*Exercise directions:* Exact repetition is required: output every record in full.

*The input:*
--------------------

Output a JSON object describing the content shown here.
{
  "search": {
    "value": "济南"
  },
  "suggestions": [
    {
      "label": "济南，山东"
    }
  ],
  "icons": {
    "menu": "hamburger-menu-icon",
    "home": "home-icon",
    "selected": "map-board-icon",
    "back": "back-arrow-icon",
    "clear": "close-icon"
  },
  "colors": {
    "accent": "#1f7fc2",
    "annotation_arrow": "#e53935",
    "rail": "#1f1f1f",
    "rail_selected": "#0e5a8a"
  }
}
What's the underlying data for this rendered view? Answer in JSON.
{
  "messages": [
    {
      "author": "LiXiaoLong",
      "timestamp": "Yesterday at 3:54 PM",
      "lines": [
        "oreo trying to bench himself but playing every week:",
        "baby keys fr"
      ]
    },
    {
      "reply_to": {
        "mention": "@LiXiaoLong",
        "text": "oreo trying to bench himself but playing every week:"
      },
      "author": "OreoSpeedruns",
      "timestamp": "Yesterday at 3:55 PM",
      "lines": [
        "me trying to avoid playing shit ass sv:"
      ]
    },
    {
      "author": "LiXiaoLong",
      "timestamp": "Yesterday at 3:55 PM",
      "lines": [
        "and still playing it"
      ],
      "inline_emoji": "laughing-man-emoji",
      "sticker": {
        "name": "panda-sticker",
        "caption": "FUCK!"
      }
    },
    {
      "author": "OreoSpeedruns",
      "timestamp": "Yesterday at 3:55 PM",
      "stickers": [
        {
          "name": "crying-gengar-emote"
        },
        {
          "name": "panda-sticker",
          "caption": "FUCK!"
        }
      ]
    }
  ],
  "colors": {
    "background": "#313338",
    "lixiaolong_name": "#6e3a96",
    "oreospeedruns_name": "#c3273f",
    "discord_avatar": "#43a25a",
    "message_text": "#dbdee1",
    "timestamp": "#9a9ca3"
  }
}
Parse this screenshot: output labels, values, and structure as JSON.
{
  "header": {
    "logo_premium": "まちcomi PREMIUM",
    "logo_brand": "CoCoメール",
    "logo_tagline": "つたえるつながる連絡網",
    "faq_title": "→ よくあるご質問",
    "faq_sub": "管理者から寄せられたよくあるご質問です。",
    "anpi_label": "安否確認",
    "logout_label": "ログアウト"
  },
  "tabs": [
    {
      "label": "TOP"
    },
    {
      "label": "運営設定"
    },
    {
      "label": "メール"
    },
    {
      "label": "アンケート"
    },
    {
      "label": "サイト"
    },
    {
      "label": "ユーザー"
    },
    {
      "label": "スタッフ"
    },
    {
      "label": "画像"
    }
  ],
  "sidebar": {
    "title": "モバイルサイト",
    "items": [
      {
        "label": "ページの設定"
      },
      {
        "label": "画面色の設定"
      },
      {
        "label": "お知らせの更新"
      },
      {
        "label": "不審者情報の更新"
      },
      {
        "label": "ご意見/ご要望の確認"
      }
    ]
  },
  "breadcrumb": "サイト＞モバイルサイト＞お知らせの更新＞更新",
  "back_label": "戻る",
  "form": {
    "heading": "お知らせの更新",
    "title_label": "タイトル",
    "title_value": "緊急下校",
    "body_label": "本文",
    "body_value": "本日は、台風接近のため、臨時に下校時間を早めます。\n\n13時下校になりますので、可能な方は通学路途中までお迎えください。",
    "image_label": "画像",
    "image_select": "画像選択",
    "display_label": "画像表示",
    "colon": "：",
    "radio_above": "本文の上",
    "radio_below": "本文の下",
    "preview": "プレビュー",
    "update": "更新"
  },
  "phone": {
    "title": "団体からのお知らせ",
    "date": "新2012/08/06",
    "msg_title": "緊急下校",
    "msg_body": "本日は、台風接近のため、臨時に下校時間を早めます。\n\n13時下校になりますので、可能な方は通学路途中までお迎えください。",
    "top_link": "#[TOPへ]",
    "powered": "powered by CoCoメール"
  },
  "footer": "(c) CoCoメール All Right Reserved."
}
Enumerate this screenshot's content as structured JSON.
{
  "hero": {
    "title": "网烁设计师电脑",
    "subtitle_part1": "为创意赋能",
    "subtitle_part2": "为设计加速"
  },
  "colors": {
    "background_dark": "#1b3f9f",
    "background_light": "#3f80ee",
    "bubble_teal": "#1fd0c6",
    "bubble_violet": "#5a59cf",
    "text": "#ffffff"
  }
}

--------------------

*Solution to the problem:*
Output a JSON object describing the content shown here.
{
  "search": {
    "value": "济南"
  },
  "suggestions": [
    {
      "label": "济南，山东"
    }
  ],
  "icons": {
    "menu": "hamburger-menu-icon",
    "home": "home-icon",
    "selected": "map-board-icon",
    "back": "back-arrow-icon",
    "clear": "close-icon"
  },
  "colors": {
    "accent": "#1f7fc2",
    "annotation_arrow": "#e53935",
    "rail": "#1f1f1f",
    "rail_selected": "#0e5a8a"
  }
}
What's the underlying data for this rendered view? Answer in JSON.
{
  "messages": [
    {
      "author": "LiXiaoLong",
      "timestamp": "Yesterday at 3:54 PM",
      "lines": [
        "oreo trying to bench himself but playing every week:",
        "baby keys fr"
      ]
    },
    {
      "reply_to": {
        "mention": "@LiXiaoLong",
        "text": "oreo trying to bench himself but playing every week:"
      },
      "author": "OreoSpeedruns",
      "timestamp": "Yesterday at 3:55 PM",
      "lines": [
        "me trying to avoid playing shit ass sv:"
      ]
    },
    {
      "author": "LiXiaoLong",
      "timestamp": "Yesterday at 3:55 PM",
      "lines": [
        "and still playing it"
      ],
      "inline_emoji": "laughing-man-emoji",
      "sticker": {
        "name": "panda-sticker",
        "caption": "FUCK!"
      }
    },
    {
      "author": "OreoSpeedruns",
      "timestamp": "Yesterday at 3:55 PM",
      "stickers": [
        {
          "name": "crying-gengar-emote"
        },
        {
          "name": "panda-sticker",
          "caption": "FUCK!"
        }
      ]
    }
  ],
  "colors": {
    "background": "#313338",
    "lixiaolong_name": "#6e3a96",
    "oreospeedruns_name": "#c3273f",
    "discord_avatar": "#43a25a",
    "message_text": "#dbdee1",
    "timestamp": "#9a9ca3"
  }
}
Parse this screenshot: output labels, values, and structure as JSON.
{
  "header": {
    "logo_premium": "まちcomi PREMIUM",
    "logo_brand": "CoCoメール",
    "logo_tagline": "つたえるつながる連絡網",
    "faq_title": "→ よくあるご質問",
    "faq_sub": "管理者から寄せられたよくあるご質問です。",
    "anpi_label": "安否確認",
    "logout_label": "ログアウト"
  },
  "tabs": [
    {
      "label": "TOP"
    },
    {
      "label": "運営設定"
    },
    {
      "label": "メール"
    },
    {
      "label": "アンケート"
    },
    {
      "label": "サイト"
    },
    {
      "label": "ユーザー"
    },
    {
      "label": "スタッフ"
    },
    {
      "label": "画像"
    }
  ],
  "sidebar": {
    "title": "モバイルサイト",
    "items": [
      {
        "label": "ページの設定"
      },
      {
        "label": "画面色の設定"
      },
      {
        "label": "お知らせの更新"
      },
      {
        "label": "不審者情報の更新"
      },
      {
        "label": "ご意見/ご要望の確認"
      }
    ]
  },
  "breadcrumb": "サイト＞モバイルサイト＞お知らせの更新＞更新",
  "back_label": "戻る",
  "form": {
    "heading": "お知らせの更新",
    "title_label": "タイトル",
    "title_value": "緊急下校",
    "body_label": "本文",
    "body_value": "本日は、台風接近のため、臨時に下校時間を早めます。\n\n13時下校になりますので、可能な方は通学路途中までお迎えください。",
    "image_label": "画像",
    "image_select": "画像選択",
    "display_label": "画像表示",
    "colon": "：",
    "radio_above": "本文の上",
    "radio_below": "本文の下",
    "preview": "プレビュー",
    "update": "更新"
  },
  "phone": {
    "title": "団体からのお知らせ",
    "date": "新2012/08/06",
    "msg_title": "緊急下校",
    "msg_body": "本日は、台風接近のため、臨時に下校時間を早めます。\n\n13時下校になりますので、可能な方は通学路途中までお迎えください。",
    "top_link": "#[TOPへ]",
    "powered": "powered by CoCoメール"
  },
  "footer": "(c) CoCoメール All Right Reserved."
}
Enumerate this screenshot's content as structured JSON.
{
  "hero": {
    "title": "网烁设计师电脑",
    "subtitle_part1": "为创意赋能",
    "subtitle_part2": "为设计加速"
  },
  "colors": {
    "background_dark": "#1b3f9f",
    "background_light": "#3f80ee",
    "bubble_teal": "#1fd0c6",
    "bubble_violet": "#5a59cf",
    "text": "#ffffff"
  }
}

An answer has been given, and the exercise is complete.